= Given task =
Identify the lines that contain the string "имени" and copy all of them.

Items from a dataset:
>>>>>

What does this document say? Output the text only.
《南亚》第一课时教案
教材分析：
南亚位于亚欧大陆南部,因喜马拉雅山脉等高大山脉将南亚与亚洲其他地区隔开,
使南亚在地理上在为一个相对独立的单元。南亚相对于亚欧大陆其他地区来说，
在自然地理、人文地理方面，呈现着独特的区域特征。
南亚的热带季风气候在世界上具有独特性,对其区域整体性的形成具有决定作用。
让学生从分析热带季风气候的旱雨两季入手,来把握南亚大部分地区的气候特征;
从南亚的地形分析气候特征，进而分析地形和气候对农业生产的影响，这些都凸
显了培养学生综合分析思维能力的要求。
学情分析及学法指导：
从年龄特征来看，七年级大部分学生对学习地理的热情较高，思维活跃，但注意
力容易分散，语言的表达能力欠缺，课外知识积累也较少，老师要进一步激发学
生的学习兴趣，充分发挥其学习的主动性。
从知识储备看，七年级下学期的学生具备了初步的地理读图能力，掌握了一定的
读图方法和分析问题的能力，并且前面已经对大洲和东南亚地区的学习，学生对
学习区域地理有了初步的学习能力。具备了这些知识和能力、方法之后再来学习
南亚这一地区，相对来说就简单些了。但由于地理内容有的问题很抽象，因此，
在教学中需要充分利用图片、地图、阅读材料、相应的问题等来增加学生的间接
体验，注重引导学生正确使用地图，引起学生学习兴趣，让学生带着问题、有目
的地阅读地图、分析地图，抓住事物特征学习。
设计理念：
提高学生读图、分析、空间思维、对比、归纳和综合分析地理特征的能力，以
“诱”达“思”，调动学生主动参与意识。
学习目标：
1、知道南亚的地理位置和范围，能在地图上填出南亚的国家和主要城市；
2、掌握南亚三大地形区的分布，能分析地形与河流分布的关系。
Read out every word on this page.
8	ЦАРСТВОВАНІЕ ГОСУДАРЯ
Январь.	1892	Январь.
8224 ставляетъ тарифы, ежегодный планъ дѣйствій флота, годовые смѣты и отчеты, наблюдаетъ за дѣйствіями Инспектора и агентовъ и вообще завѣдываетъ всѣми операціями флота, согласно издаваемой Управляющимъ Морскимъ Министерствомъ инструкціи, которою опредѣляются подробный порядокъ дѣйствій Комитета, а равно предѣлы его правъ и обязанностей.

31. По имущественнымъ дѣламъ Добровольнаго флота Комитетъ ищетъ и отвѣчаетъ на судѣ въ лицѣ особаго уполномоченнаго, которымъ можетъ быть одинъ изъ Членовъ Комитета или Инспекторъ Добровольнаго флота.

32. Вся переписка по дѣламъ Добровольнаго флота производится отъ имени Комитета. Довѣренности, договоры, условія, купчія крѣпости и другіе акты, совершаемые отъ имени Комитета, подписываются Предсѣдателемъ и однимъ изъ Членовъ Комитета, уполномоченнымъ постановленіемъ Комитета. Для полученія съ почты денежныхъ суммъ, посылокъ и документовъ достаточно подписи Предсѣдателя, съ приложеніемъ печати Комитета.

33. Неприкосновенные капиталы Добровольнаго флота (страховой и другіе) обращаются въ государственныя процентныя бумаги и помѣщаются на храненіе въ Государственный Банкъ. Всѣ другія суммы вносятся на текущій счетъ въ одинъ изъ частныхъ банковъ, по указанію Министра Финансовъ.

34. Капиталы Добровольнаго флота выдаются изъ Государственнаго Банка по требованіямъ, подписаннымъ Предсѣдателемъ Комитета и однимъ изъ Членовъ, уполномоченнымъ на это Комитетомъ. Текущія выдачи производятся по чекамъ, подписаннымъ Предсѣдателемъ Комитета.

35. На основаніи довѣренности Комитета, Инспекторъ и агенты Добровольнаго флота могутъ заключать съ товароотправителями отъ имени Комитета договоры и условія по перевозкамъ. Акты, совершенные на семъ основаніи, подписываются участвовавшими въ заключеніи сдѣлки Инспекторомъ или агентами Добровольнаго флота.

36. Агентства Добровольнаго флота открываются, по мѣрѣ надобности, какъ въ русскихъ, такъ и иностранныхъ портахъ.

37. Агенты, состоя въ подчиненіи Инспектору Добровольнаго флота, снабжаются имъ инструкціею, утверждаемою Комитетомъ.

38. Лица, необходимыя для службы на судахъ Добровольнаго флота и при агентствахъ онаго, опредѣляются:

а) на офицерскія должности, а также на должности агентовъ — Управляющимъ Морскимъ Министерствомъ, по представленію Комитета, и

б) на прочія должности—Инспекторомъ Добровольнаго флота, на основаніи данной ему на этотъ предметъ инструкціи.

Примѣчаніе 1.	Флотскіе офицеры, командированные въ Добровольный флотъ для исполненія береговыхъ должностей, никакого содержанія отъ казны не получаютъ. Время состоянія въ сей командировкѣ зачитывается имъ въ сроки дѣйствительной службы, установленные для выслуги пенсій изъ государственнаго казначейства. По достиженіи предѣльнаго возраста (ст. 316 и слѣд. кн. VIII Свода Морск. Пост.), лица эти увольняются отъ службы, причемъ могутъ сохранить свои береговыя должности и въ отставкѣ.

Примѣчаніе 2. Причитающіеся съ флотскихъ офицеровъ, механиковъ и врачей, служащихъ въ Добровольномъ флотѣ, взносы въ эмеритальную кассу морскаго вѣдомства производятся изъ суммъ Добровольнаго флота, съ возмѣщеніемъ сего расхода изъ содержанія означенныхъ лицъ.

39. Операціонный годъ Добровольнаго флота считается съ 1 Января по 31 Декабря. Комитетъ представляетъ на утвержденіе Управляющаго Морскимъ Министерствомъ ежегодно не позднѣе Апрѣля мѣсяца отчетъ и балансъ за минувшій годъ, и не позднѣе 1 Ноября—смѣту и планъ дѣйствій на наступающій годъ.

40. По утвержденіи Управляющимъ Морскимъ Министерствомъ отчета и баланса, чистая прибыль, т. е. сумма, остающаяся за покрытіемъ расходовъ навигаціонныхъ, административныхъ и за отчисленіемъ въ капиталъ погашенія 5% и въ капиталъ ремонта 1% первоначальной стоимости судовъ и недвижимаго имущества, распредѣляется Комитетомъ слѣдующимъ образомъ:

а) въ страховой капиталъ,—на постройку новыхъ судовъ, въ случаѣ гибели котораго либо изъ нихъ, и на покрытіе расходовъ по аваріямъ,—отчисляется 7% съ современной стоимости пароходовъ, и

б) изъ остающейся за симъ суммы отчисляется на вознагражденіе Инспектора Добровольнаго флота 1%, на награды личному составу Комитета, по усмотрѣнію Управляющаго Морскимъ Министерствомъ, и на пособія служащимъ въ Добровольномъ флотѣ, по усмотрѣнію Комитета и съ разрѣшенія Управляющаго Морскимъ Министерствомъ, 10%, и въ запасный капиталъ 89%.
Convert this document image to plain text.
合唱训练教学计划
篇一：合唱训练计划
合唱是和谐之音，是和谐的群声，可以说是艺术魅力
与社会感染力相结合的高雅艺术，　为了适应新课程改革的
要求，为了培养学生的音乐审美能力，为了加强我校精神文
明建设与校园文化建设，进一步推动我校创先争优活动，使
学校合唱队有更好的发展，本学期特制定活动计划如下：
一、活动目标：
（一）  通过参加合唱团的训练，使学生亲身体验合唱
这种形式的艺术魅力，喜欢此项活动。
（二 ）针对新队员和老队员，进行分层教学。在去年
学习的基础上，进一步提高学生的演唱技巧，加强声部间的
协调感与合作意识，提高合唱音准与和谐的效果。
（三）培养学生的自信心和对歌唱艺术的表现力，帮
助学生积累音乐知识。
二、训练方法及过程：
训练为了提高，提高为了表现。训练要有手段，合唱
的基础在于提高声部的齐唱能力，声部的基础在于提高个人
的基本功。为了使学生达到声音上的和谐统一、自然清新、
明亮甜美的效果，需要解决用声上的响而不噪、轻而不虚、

<<<<<

= Written response =
32. Вся переписка по дѣламъ Добровольнаго флота производится отъ имени Комитета. Довѣренности, договоры, условія, купчія крѣпости и другіе акты, совершаемые отъ имени Комитета, подписываются Предсѣдателемъ и однимъ изъ Членовъ Комитета, уполномоченнымъ постановленіемъ Комитета. Для полученія съ почты денежныхъ суммъ, посылокъ и документовъ достаточно подписи Предсѣдателя, съ приложеніемъ печати Комитета.
35. На основаніи довѣренности Комитета, Инспекторъ и агенты Добровольнаго флота могутъ заключать съ товароотправителями отъ имени Комитета договоры и условія по перевозкамъ. Акты, совершенные на семъ основаніи, подписываются участвовавшими въ заключеніи сдѣлки Инспекторомъ или агентами Добровольнаго флота.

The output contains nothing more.